◆ REQUIRED TASK ◆
Rewrite the entries below, putting "Neutral Ground State" wherever "Neutral G.S." appears and leaving everything else unchanged.
- - - - -
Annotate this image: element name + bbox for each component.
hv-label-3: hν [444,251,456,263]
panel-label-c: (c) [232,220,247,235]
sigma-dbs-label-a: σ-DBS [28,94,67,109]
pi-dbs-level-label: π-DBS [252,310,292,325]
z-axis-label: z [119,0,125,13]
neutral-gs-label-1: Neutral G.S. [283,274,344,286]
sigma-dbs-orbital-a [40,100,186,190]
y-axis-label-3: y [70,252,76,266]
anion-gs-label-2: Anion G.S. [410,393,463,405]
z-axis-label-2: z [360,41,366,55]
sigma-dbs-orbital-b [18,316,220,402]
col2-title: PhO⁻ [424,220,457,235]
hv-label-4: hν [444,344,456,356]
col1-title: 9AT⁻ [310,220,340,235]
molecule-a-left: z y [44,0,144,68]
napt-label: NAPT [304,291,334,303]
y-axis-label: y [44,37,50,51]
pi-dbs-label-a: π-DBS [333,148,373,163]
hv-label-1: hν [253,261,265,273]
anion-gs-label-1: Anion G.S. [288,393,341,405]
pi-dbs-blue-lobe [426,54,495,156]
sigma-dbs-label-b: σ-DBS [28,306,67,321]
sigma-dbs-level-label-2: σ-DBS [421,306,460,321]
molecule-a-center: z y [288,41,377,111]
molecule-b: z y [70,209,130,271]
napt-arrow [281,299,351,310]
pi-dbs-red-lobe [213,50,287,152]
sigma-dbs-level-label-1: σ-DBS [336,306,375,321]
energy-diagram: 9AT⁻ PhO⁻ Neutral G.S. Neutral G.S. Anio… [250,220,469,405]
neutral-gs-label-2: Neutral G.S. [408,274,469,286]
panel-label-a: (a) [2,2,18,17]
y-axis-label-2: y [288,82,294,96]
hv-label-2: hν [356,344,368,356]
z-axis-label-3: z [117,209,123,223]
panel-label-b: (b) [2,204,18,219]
- - - - -
◆ ANSWER TO THE PROBLEM ◆
Annotate this image: element name + bbox for each component.
hv-label-3: hν [444,251,456,263]
panel-label-c: (c) [232,220,247,235]
sigma-dbs-label-a: σ-DBS [28,94,67,109]
pi-dbs-level-label: π-DBS [252,310,292,325]
z-axis-label: z [119,0,125,13]
neutral-gs-label-1: Neutral Ground State [283,274,344,286]
sigma-dbs-orbital-a [40,100,186,190]
y-axis-label-3: y [70,252,76,266]
anion-gs-label-2: Anion G.S. [410,393,463,405]
z-axis-label-2: z [360,41,366,55]
sigma-dbs-orbital-b [18,316,220,402]
col2-title: PhO⁻ [424,220,457,235]
hv-label-4: hν [444,344,456,356]
col1-title: 9AT⁻ [310,220,340,235]
molecule-a-left: z y [44,0,144,68]
napt-label: NAPT [304,291,334,303]
y-axis-label: y [44,37,50,51]
pi-dbs-label-a: π-DBS [333,148,373,163]
hv-label-1: hν [253,261,265,273]
anion-gs-label-1: Anion G.S. [288,393,341,405]
pi-dbs-blue-lobe [426,54,495,156]
sigma-dbs-label-b: σ-DBS [28,306,67,321]
sigma-dbs-level-label-2: σ-DBS [421,306,460,321]
molecule-a-center: z y [288,41,377,111]
molecule-b: z y [70,209,130,271]
napt-arrow [281,299,351,310]
pi-dbs-red-lobe [213,50,287,152]
sigma-dbs-level-label-1: σ-DBS [336,306,375,321]
energy-diagram: 9AT⁻ PhO⁻ Neutral Ground State Neutral Ground State Anio… [250,220,469,405]
neutral-gs-label-2: Neutral Ground State [408,274,469,286]
panel-label-a: (a) [2,2,18,17]
y-axis-label-2: y [288,82,294,96]
hv-label-2: hν [356,344,368,356]
z-axis-label-3: z [117,209,123,223]
panel-label-b: (b) [2,204,18,219]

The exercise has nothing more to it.